What needs to be done - Make an exact copy of the entries below.
-- Dataset content start --
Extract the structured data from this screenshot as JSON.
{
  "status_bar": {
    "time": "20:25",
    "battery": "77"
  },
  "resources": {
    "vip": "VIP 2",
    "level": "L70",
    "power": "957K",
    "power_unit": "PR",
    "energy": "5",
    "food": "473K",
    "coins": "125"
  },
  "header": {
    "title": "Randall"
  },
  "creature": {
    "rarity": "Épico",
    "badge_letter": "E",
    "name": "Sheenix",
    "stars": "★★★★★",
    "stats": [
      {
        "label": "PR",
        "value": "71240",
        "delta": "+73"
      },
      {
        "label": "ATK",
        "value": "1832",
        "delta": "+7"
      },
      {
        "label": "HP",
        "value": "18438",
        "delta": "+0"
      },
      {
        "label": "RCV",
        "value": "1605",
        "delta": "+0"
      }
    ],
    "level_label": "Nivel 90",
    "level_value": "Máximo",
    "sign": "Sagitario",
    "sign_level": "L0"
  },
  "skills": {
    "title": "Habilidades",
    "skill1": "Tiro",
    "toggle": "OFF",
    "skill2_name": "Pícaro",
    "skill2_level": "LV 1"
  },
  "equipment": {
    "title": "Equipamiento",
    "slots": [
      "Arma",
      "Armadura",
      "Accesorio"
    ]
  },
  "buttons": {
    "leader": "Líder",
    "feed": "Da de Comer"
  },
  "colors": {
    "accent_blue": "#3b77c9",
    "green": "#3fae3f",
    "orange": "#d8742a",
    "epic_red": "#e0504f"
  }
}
-- Dataset content end --
Response for this exercise -
Extract the structured data from this screenshot as JSON.
{
  "status_bar": {
    "time": "20:25",
    "battery": "77"
  },
  "resources": {
    "vip": "VIP 2",
    "level": "L70",
    "power": "957K",
    "power_unit": "PR",
    "energy": "5",
    "food": "473K",
    "coins": "125"
  },
  "header": {
    "title": "Randall"
  },
  "creature": {
    "rarity": "Épico",
    "badge_letter": "E",
    "name": "Sheenix",
    "stars": "★★★★★",
    "stats": [
      {
        "label": "PR",
        "value": "71240",
        "delta": "+73"
      },
      {
        "label": "ATK",
        "value": "1832",
        "delta": "+7"
      },
      {
        "label": "HP",
        "value": "18438",
        "delta": "+0"
      },
      {
        "label": "RCV",
        "value": "1605",
        "delta": "+0"
      }
    ],
    "level_label": "Nivel 90",
    "level_value": "Máximo",
    "sign": "Sagitario",
    "sign_level": "L0"
  },
  "skills": {
    "title": "Habilidades",
    "skill1": "Tiro",
    "toggle": "OFF",
    "skill2_name": "Pícaro",
    "skill2_level": "LV 1"
  },
  "equipment": {
    "title": "Equipamiento",
    "slots": [
      "Arma",
      "Armadura",
      "Accesorio"
    ]
  },
  "buttons": {
    "leader": "Líder",
    "feed": "Da de Comer"
  },
  "colors": {
    "accent_blue": "#3b77c9",
    "green": "#3fae3f",
    "orange": "#d8742a",
    "epic_red": "#e0504f"
  }
}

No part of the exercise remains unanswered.